** start of ENTRIES **

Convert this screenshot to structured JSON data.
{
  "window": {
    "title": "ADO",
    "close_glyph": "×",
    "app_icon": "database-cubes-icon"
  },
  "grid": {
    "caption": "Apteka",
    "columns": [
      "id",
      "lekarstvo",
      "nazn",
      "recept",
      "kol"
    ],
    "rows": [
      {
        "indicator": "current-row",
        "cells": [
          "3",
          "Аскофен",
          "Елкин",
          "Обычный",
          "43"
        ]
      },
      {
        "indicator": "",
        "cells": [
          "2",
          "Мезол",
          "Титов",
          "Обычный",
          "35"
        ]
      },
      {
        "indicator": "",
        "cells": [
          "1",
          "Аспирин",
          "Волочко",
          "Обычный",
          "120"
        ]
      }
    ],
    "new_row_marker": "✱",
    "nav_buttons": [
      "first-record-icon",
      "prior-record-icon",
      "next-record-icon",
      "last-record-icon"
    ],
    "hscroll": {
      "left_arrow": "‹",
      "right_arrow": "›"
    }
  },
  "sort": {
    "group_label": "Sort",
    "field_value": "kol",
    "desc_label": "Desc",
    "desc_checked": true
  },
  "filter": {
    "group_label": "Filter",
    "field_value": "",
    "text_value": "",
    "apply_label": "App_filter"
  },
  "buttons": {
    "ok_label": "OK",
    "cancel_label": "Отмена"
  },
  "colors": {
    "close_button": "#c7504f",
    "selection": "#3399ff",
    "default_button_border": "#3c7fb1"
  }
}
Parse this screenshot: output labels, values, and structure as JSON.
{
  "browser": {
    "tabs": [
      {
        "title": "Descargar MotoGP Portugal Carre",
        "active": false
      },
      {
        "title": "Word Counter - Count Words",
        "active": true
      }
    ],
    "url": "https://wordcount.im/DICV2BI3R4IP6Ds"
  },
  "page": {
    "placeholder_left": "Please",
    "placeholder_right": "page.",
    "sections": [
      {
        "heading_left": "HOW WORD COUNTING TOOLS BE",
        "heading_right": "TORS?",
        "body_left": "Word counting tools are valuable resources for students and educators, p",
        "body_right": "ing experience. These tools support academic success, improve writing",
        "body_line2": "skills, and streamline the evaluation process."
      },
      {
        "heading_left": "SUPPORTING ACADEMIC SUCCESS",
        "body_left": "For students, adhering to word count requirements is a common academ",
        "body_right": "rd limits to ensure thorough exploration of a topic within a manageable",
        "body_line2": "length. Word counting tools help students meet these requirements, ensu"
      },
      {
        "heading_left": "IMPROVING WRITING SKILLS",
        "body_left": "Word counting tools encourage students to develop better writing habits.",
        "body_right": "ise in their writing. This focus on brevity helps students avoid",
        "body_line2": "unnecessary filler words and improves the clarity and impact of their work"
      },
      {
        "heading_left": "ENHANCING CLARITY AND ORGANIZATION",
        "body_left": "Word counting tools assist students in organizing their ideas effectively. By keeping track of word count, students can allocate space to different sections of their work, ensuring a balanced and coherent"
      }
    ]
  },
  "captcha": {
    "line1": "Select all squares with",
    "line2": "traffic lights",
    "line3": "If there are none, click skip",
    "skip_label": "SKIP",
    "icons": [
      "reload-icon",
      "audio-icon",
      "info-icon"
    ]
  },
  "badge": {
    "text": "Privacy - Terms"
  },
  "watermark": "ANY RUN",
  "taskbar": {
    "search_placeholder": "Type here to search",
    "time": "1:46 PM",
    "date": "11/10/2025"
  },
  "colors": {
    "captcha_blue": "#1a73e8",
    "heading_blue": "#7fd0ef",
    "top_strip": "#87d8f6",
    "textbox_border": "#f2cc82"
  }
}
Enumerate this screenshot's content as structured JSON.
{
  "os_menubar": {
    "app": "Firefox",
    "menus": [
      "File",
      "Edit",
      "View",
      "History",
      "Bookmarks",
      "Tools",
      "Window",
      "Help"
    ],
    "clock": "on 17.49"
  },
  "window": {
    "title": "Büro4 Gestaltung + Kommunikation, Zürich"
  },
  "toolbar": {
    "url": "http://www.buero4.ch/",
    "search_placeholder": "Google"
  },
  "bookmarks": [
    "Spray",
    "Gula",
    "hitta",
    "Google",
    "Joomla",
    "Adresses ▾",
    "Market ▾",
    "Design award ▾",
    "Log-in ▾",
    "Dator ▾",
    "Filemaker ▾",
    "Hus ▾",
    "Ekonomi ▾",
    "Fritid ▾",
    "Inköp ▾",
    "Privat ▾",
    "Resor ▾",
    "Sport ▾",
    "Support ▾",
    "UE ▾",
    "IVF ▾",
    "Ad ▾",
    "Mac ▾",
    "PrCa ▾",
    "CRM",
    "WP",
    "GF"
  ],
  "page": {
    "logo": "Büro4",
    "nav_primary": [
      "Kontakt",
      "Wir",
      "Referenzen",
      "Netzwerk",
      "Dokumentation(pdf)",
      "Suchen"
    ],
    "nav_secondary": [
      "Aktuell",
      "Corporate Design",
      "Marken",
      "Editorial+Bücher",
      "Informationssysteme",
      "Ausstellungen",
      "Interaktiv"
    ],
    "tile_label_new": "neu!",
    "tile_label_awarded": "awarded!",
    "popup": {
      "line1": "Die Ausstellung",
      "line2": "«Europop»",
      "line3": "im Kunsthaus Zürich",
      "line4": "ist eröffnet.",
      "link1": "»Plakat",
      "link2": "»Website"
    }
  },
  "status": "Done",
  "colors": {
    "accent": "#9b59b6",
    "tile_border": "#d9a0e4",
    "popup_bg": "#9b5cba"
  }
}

** end of ENTRIES **

WORK TO BE COMPLETED: Repeat all the records. Match each line exactly.

WRITTEN SOLUTION:
Convert this screenshot to structured JSON data.
{
  "window": {
    "title": "ADO",
    "close_glyph": "×",
    "app_icon": "database-cubes-icon"
  },
  "grid": {
    "caption": "Apteka",
    "columns": [
      "id",
      "lekarstvo",
      "nazn",
      "recept",
      "kol"
    ],
    "rows": [
      {
        "indicator": "current-row",
        "cells": [
          "3",
          "Аскофен",
          "Елкин",
          "Обычный",
          "43"
        ]
      },
      {
        "indicator": "",
        "cells": [
          "2",
          "Мезол",
          "Титов",
          "Обычный",
          "35"
        ]
      },
      {
        "indicator": "",
        "cells": [
          "1",
          "Аспирин",
          "Волочко",
          "Обычный",
          "120"
        ]
      }
    ],
    "new_row_marker": "✱",
    "nav_buttons": [
      "first-record-icon",
      "prior-record-icon",
      "next-record-icon",
      "last-record-icon"
    ],
    "hscroll": {
      "left_arrow": "‹",
      "right_arrow": "›"
    }
  },
  "sort": {
    "group_label": "Sort",
    "field_value": "kol",
    "desc_label": "Desc",
    "desc_checked": true
  },
  "filter": {
    "group_label": "Filter",
    "field_value": "",
    "text_value": "",
    "apply_label": "App_filter"
  },
  "buttons": {
    "ok_label": "OK",
    "cancel_label": "Отмена"
  },
  "colors": {
    "close_button": "#c7504f",
    "selection": "#3399ff",
    "default_button_border": "#3c7fb1"
  }
}
Parse this screenshot: output labels, values, and structure as JSON.
{
  "browser": {
    "tabs": [
      {
        "title": "Descargar MotoGP Portugal Carre",
        "active": false
      },
      {
        "title": "Word Counter - Count Words",
        "active": true
      }
    ],
    "url": "https://wordcount.im/DICV2BI3R4IP6Ds"
  },
  "page": {
    "placeholder_left": "Please",
    "placeholder_right": "page.",
    "sections": [
      {
        "heading_left": "HOW WORD COUNTING TOOLS BE",
        "heading_right": "TORS?",
        "body_left": "Word counting tools are valuable resources for students and educators, p",
        "body_right": "ing experience. These tools support academic success, improve writing",
        "body_line2": "skills, and streamline the evaluation process."
      },
      {
        "heading_left": "SUPPORTING ACADEMIC SUCCESS",
        "body_left": "For students, adhering to word count requirements is a common academ",
        "body_right": "rd limits to ensure thorough exploration of a topic within a manageable",
        "body_line2": "length. Word counting tools help students meet these requirements, ensu"
      },
      {
        "heading_left": "IMPROVING WRITING SKILLS",
        "body_left": "Word counting tools encourage students to develop better writing habits.",
        "body_right": "ise in their writing. This focus on brevity helps students avoid",
        "body_line2": "unnecessary filler words and improves the clarity and impact of their work"
      },
      {
        "heading_left": "ENHANCING CLARITY AND ORGANIZATION",
        "body_left": "Word counting tools assist students in organizing their ideas effectively. By keeping track of word count, students can allocate space to different sections of their work, ensuring a balanced and coherent"
      }
    ]
  },
  "captcha": {
    "line1": "Select all squares with",
    "line2": "traffic lights",
    "line3": "If there are none, click skip",
    "skip_label": "SKIP",
    "icons": [
      "reload-icon",
      "audio-icon",
      "info-icon"
    ]
  },
  "badge": {
    "text": "Privacy - Terms"
  },
  "watermark": "ANY RUN",
  "taskbar": {
    "search_placeholder": "Type here to search",
    "time": "1:46 PM",
    "date": "11/10/2025"
  },
  "colors": {
    "captcha_blue": "#1a73e8",
    "heading_blue": "#7fd0ef",
    "top_strip": "#87d8f6",
    "textbox_border": "#f2cc82"
  }
}
Enumerate this screenshot's content as structured JSON.
{
  "os_menubar": {
    "app": "Firefox",
    "menus": [
      "File",
      "Edit",
      "View",
      "History",
      "Bookmarks",
      "Tools",
      "Window",
      "Help"
    ],
    "clock": "on 17.49"
  },
  "window": {
    "title": "Büro4 Gestaltung + Kommunikation, Zürich"
  },
  "toolbar": {
    "url": "http://www.buero4.ch/",
    "search_placeholder": "Google"
  },
  "bookmarks": [
    "Spray",
    "Gula",
    "hitta",
    "Google",
    "Joomla",
    "Adresses ▾",
    "Market ▾",
    "Design award ▾",
    "Log-in ▾",
    "Dator ▾",
    "Filemaker ▾",
    "Hus ▾",
    "Ekonomi ▾",
    "Fritid ▾",
    "Inköp ▾",
    "Privat ▾",
    "Resor ▾",
    "Sport ▾",
    "Support ▾",
    "UE ▾",
    "IVF ▾",
    "Ad ▾",
    "Mac ▾",
    "PrCa ▾",
    "CRM",
    "WP",
    "GF"
  ],
  "page": {
    "logo": "Büro4",
    "nav_primary": [
      "Kontakt",
      "Wir",
      "Referenzen",
      "Netzwerk",
      "Dokumentation(pdf)",
      "Suchen"
    ],
    "nav_secondary": [
      "Aktuell",
      "Corporate Design",
      "Marken",
      "Editorial+Bücher",
      "Informationssysteme",
      "Ausstellungen",
      "Interaktiv"
    ],
    "tile_label_new": "neu!",
    "tile_label_awarded": "awarded!",
    "popup": {
      "line1": "Die Ausstellung",
      "line2": "«Europop»",
      "line3": "im Kunsthaus Zürich",
      "line4": "ist eröffnet.",
      "link1": "»Plakat",
      "link2": "»Website"
    }
  },
  "status": "Done",
  "colors": {
    "accent": "#9b59b6",
    "tile_border": "#d9a0e4",
    "popup_bg": "#9b5cba"
  }
}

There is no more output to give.